§ **Passage**:
----------------
A method is described for improved prediction of wave kinematics from wave staff array records. This new procedure assigns directions, as well as amplitudes and phases, to wave components at each Fourier frequency, in such a way as to fit the wave staff records best. The water particle velocities from each wave component are added vectorially with various modifications to the basic linear superposition method of the type known as "stretching."
Using storm data from Exxon's Ocean Test Structure, predicted water particle velocities are compared with measured values at a number of current meters. Evaluations are made of the importance of modifications to the superposition procedure and of the use of multiple wave staff records and directionality.
Estimates of the magnitude of wave forces on offshore structures are based on specifying the changing elevation of the surface of the ocean. Designers must have confidence in their ability to predict, from measured wave data, wave kinematics and hence wave forces. Until the recent past, regular wave theories have normally been used to predict water particle kinematics from surface elevations measurements. However, except in rather rare circumstances, storm waves exhibit considerable irregularities. Figure 1 shows time plots of free surface elevations measured during storms. These are taken from the Ocean Test Structure (OTS) project. It is seen that both the elevations of, and the time between, successive crests and troughs, vary considerably.
If a regular wave theory is used to represent the sea, the height and period of the wave trains must be chosen from the irregular free surface data points in some way to approximate the actual observed water particle kinematics. Although this procedure forces the irregular sea to act as a regular train of waves, judicious choices of the wave height and period could result in good prediction of kinematics at a particular instant of time. Indeed, from the point of view of the designer, a regular wave theory, "tuned" to represent the observed kinematics, is likely to continue to represent the state of practice, for many structure.
In some situations, however, it may be of importance to represent the irregularity of the sea. For instance, the response of a structure that responds dynamically to waves could be greatly misrepresented by regular seas. If, as an example, the wave period was chosen exactly at a natural period of the structure, that vibration mode would start to built up dynamically with each successive wave. In reality, the importance of such a tuning would be reduced by the irregularity of the sea, with the continually changing times between wave crests.
Superposition of linear waves is an appealing method of generating irregular seas, because of both its simplicity, and its applicability to nondeterministic descriptions of kinematics. A study by Dean and Lo (3) showed that, using one wave staff to define the surface elevation record, good results could be obtained from linear superposition. This present study, also from the OTS project (1), further refines the method. The work consisted of two main thrusts.
----------------
§ **Information provided**:

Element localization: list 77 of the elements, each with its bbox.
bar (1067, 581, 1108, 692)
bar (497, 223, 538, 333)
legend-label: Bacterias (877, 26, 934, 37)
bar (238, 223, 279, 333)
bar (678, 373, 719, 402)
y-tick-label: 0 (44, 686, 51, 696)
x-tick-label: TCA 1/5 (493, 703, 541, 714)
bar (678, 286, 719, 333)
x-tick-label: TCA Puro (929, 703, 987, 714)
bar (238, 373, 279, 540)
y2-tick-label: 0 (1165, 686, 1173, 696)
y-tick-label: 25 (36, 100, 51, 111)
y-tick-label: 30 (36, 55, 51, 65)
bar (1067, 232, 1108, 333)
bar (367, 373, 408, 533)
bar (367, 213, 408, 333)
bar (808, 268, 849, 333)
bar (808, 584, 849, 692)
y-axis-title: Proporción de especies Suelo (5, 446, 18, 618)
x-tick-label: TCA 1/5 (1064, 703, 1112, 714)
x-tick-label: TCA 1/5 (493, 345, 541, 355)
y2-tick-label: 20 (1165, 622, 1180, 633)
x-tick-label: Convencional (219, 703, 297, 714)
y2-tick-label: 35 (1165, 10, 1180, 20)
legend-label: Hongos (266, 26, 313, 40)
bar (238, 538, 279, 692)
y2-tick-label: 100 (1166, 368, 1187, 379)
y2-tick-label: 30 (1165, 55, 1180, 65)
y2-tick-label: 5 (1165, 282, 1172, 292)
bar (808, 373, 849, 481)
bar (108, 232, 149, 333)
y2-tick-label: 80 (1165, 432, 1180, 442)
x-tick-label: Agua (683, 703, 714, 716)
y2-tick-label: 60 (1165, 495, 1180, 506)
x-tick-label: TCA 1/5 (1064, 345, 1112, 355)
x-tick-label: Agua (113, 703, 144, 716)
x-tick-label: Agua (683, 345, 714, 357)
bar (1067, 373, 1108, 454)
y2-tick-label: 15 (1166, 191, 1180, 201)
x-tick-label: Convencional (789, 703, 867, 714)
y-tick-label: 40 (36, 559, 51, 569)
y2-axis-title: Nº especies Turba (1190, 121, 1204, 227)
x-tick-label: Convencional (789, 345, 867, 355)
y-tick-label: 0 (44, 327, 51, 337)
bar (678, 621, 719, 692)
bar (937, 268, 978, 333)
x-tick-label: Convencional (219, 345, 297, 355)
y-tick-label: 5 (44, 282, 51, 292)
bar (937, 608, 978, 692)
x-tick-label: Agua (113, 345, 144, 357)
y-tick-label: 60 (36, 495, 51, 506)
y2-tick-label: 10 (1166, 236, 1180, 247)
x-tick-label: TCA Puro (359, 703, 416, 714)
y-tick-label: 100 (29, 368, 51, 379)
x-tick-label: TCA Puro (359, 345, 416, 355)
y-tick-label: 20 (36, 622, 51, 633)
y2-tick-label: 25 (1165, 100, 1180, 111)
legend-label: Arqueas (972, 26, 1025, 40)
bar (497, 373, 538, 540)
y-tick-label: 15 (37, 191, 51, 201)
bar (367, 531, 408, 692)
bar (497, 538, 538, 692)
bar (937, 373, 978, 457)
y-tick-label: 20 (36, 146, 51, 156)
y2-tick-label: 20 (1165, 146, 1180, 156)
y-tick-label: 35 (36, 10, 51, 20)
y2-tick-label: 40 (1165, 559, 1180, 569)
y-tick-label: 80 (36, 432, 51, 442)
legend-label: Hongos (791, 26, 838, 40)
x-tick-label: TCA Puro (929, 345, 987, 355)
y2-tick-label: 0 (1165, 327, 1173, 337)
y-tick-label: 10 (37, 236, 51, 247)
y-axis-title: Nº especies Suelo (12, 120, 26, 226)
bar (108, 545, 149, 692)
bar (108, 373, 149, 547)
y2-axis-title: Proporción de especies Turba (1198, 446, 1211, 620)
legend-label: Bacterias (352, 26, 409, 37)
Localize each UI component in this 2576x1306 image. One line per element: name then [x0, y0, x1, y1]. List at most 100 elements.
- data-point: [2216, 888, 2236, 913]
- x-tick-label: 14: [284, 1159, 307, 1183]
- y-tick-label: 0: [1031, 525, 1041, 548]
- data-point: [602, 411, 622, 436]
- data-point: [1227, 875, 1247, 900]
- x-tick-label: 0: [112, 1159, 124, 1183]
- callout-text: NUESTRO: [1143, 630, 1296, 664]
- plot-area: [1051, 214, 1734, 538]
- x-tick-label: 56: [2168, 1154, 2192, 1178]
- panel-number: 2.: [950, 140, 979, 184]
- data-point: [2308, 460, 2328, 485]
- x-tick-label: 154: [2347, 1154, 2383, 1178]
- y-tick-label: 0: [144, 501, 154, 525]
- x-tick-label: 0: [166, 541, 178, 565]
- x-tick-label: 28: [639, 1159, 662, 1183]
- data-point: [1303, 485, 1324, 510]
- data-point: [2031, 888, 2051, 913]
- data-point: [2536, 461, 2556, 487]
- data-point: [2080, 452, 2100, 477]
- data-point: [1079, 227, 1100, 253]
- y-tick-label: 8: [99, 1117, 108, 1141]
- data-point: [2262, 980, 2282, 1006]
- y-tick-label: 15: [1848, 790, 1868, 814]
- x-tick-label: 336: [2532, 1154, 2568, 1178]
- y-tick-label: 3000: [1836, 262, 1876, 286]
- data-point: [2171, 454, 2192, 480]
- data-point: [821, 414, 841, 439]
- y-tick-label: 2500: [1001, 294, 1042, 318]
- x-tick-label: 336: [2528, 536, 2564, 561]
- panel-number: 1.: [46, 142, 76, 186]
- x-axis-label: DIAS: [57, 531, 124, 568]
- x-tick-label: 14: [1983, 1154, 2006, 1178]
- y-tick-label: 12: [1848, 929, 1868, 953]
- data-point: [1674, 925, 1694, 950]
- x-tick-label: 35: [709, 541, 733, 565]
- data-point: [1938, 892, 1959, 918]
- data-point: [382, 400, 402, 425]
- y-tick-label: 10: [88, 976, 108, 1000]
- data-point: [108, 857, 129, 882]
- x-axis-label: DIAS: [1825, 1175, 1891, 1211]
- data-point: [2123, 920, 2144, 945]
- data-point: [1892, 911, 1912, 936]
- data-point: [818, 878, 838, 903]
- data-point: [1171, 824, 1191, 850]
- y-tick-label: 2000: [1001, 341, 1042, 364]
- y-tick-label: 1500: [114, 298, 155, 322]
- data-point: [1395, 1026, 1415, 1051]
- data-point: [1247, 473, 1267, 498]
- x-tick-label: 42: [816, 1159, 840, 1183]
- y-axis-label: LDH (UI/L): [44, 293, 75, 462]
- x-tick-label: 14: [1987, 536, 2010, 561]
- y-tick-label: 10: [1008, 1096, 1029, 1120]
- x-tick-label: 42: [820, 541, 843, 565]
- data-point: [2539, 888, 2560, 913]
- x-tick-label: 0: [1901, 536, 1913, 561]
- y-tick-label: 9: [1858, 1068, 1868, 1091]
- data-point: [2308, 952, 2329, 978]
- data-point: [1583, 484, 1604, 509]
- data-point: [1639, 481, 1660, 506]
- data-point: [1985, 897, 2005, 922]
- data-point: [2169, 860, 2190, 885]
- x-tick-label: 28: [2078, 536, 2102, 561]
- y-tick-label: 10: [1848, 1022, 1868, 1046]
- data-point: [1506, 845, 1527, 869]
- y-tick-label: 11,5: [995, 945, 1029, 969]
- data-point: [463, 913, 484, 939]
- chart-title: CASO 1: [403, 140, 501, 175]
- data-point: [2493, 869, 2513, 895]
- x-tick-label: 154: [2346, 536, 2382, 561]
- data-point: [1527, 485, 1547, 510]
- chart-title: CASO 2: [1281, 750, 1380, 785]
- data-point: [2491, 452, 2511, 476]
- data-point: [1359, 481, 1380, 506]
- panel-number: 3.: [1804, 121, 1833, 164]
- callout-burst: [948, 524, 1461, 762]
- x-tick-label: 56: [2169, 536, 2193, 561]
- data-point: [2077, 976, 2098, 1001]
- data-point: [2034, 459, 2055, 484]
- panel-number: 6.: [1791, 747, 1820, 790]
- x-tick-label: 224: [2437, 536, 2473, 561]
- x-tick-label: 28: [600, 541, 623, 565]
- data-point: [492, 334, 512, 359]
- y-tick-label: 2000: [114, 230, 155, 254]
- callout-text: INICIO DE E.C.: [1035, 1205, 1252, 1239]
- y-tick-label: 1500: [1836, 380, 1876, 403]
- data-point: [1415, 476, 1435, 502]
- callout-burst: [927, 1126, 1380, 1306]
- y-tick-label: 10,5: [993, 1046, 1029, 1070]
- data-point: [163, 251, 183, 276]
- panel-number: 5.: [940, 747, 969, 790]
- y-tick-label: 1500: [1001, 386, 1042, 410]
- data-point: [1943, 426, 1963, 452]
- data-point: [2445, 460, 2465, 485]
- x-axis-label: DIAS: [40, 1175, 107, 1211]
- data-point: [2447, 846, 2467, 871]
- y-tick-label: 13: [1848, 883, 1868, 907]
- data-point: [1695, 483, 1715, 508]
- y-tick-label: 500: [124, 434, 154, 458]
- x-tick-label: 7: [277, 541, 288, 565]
----------------
§ **Aim of the exercise**:
In the passage on wave kinematics, which project supplied the storm surface elevation plots shown in Figure 1?

§ **Exercise solution**:
The Ocean Test Structure (OTS) project.